=== Written instruction ===
Transcribe everything in the data word for word. Pictures are left out.
======
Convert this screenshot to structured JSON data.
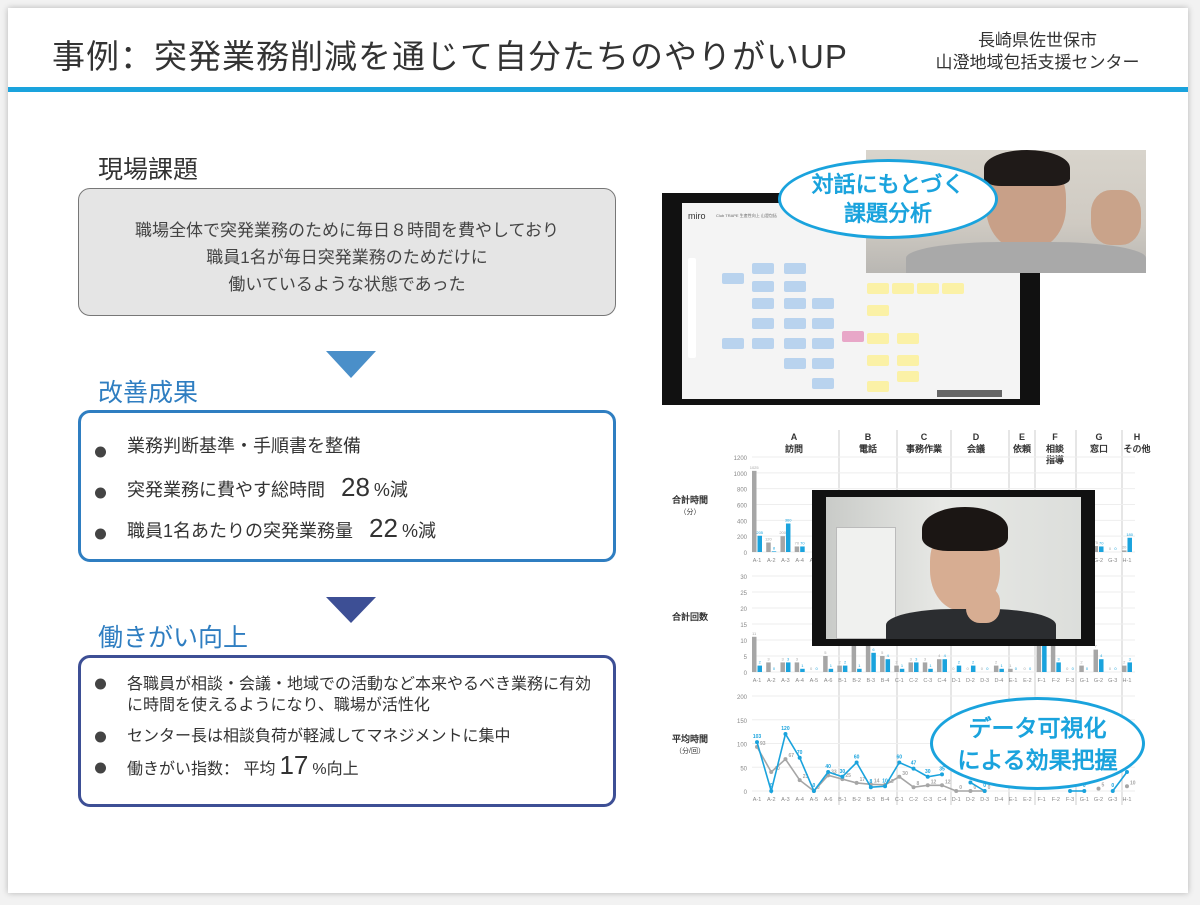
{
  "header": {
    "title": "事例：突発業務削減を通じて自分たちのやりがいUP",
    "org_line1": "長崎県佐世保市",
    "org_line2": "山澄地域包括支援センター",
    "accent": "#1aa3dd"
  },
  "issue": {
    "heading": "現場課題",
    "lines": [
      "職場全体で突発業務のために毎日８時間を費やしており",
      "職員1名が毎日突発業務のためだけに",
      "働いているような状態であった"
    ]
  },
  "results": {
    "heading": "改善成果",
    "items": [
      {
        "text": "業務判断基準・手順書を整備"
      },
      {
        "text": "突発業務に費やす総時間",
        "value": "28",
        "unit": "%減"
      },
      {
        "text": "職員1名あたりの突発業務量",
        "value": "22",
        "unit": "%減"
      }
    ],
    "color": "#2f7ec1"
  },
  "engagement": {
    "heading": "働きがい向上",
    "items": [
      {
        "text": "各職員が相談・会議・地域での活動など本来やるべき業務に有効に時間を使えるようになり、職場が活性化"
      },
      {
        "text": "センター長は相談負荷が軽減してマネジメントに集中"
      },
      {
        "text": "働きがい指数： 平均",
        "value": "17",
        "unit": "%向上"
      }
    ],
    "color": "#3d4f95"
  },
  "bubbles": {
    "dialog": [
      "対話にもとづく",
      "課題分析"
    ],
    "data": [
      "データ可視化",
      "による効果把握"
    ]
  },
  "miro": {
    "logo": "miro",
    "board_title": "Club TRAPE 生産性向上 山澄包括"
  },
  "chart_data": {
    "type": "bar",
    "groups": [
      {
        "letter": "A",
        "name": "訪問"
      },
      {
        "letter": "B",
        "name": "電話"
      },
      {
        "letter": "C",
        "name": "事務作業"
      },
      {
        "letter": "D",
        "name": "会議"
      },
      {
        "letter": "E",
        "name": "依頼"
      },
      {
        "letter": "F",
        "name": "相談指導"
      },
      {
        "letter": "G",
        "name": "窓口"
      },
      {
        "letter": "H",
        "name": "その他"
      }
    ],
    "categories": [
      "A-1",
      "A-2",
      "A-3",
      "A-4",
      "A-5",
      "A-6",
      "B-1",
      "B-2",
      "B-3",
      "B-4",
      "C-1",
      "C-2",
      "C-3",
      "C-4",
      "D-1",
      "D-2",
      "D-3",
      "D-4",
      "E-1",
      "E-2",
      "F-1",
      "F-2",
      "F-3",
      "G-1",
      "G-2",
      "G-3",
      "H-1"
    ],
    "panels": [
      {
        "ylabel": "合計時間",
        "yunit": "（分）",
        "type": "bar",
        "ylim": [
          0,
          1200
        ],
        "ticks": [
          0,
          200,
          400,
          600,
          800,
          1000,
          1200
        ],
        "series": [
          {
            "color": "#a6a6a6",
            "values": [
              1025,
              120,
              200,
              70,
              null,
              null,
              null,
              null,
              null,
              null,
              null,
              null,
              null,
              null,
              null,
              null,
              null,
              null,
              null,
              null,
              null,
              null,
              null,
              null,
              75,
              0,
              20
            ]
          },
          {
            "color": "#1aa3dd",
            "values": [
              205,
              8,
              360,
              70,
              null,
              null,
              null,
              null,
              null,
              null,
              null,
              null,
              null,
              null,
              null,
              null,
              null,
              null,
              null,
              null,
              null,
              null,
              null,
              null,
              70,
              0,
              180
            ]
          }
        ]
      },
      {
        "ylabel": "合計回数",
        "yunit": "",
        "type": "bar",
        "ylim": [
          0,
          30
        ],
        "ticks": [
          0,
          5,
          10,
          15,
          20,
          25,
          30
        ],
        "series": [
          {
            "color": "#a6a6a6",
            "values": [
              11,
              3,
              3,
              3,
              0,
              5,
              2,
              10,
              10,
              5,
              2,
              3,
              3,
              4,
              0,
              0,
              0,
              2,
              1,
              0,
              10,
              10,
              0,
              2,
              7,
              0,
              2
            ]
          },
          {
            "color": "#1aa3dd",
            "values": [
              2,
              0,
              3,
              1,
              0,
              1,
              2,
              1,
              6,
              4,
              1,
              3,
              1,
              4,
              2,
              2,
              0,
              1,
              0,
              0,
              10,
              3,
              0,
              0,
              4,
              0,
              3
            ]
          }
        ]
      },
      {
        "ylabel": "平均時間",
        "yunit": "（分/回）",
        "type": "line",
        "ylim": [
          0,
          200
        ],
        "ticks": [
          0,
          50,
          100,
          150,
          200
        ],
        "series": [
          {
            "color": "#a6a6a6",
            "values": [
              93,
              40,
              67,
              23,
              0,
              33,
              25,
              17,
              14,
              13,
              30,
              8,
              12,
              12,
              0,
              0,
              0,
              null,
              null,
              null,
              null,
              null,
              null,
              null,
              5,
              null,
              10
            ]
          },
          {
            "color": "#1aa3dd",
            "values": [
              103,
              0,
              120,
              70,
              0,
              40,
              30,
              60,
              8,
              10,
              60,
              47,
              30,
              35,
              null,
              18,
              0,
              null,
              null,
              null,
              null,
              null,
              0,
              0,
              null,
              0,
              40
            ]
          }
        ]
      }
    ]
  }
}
======
=== Completed task ===
Convert this screenshot to structured JSON data.
{
  "header": {
    "title": "事例：突発業務削減を通じて自分たちのやりがいUP",
    "org_line1": "長崎県佐世保市",
    "org_line2": "山澄地域包括支援センター",
    "accent": "#1aa3dd"
  },
  "issue": {
    "heading": "現場課題",
    "lines": [
      "職場全体で突発業務のために毎日８時間を費やしており",
      "職員1名が毎日突発業務のためだけに",
      "働いているような状態であった"
    ]
  },
  "results": {
    "heading": "改善成果",
    "items": [
      {
        "text": "業務判断基準・手順書を整備"
      },
      {
        "text": "突発業務に費やす総時間",
        "value": "28",
        "unit": "%減"
      },
      {
        "text": "職員1名あたりの突発業務量",
        "value": "22",
        "unit": "%減"
      }
    ],
    "color": "#2f7ec1"
  },
  "engagement": {
    "heading": "働きがい向上",
    "items": [
      {
        "text": "各職員が相談・会議・地域での活動など本来やるべき業務に有効に時間を使えるようになり、職場が活性化"
      },
      {
        "text": "センター長は相談負荷が軽減してマネジメントに集中"
      },
      {
        "text": "働きがい指数： 平均",
        "value": "17",
        "unit": "%向上"
      }
    ],
    "color": "#3d4f95"
  },
  "bubbles": {
    "dialog": [
      "対話にもとづく",
      "課題分析"
    ],
    "data": [
      "データ可視化",
      "による効果把握"
    ]
  },
  "miro": {
    "logo": "miro",
    "board_title": "Club TRAPE 生産性向上 山澄包括"
  },
  "chart_data": {
    "type": "bar",
    "groups": [
      {
        "letter": "A",
        "name": "訪問"
      },
      {
        "letter": "B",
        "name": "電話"
      },
      {
        "letter": "C",
        "name": "事務作業"
      },
      {
        "letter": "D",
        "name": "会議"
      },
      {
        "letter": "E",
        "name": "依頼"
      },
      {
        "letter": "F",
        "name": "相談指導"
      },
      {
        "letter": "G",
        "name": "窓口"
      },
      {
        "letter": "H",
        "name": "その他"
      }
    ],
    "categories": [
      "A-1",
      "A-2",
      "A-3",
      "A-4",
      "A-5",
      "A-6",
      "B-1",
      "B-2",
      "B-3",
      "B-4",
      "C-1",
      "C-2",
      "C-3",
      "C-4",
      "D-1",
      "D-2",
      "D-3",
      "D-4",
      "E-1",
      "E-2",
      "F-1",
      "F-2",
      "F-3",
      "G-1",
      "G-2",
      "G-3",
      "H-1"
    ],
    "panels": [
      {
        "ylabel": "合計時間",
        "yunit": "（分）",
        "type": "bar",
        "ylim": [
          0,
          1200
        ],
        "ticks": [
          0,
          200,
          400,
          600,
          800,
          1000,
          1200
        ],
        "series": [
          {
            "color": "#a6a6a6",
            "values": [
              1025,
              120,
              200,
              70,
              null,
              null,
              null,
              null,
              null,
              null,
              null,
              null,
              null,
              null,
              null,
              null,
              null,
              null,
              null,
              null,
              null,
              null,
              null,
              null,
              75,
              0,
              20
            ]
          },
          {
            "color": "#1aa3dd",
            "values": [
              205,
              8,
              360,
              70,
              null,
              null,
              null,
              null,
              null,
              null,
              null,
              null,
              null,
              null,
              null,
              null,
              null,
              null,
              null,
              null,
              null,
              null,
              null,
              null,
              70,
              0,
              180
            ]
          }
        ]
      },
      {
        "ylabel": "合計回数",
        "yunit": "",
        "type": "bar",
        "ylim": [
          0,
          30
        ],
        "ticks": [
          0,
          5,
          10,
          15,
          20,
          25,
          30
        ],
        "series": [
          {
            "color": "#a6a6a6",
            "values": [
              11,
              3,
              3,
              3,
              0,
              5,
              2,
              10,
              10,
              5,
              2,
              3,
              3,
              4,
              0,
              0,
              0,
              2,
              1,
              0,
              10,
              10,
              0,
              2,
              7,
              0,
              2
            ]
          },
          {
            "color": "#1aa3dd",
            "values": [
              2,
              0,
              3,
              1,
              0,
              1,
              2,
              1,
              6,
              4,
              1,
              3,
              1,
              4,
              2,
              2,
              0,
              1,
              0,
              0,
              10,
              3,
              0,
              0,
              4,
              0,
              3
            ]
          }
        ]
      },
      {
        "ylabel": "平均時間",
        "yunit": "（分/回）",
        "type": "line",
        "ylim": [
          0,
          200
        ],
        "ticks": [
          0,
          50,
          100,
          150,
          200
        ],
        "series": [
          {
            "color": "#a6a6a6",
            "values": [
              93,
              40,
              67,
              23,
              0,
              33,
              25,
              17,
              14,
              13,
              30,
              8,
              12,
              12,
              0,
              0,
              0,
              null,
              null,
              null,
              null,
              null,
              null,
              null,
              5,
              null,
              10
            ]
          },
          {
            "color": "#1aa3dd",
            "values": [
              103,
              0,
              120,
              70,
              0,
              40,
              30,
              60,
              8,
              10,
              60,
              47,
              30,
              35,
              null,
              18,
              0,
              null,
              null,
              null,
              null,
              null,
              0,
              0,
              null,
              0,
              40
            ]
          }
        ]
      }
    ]
  }
}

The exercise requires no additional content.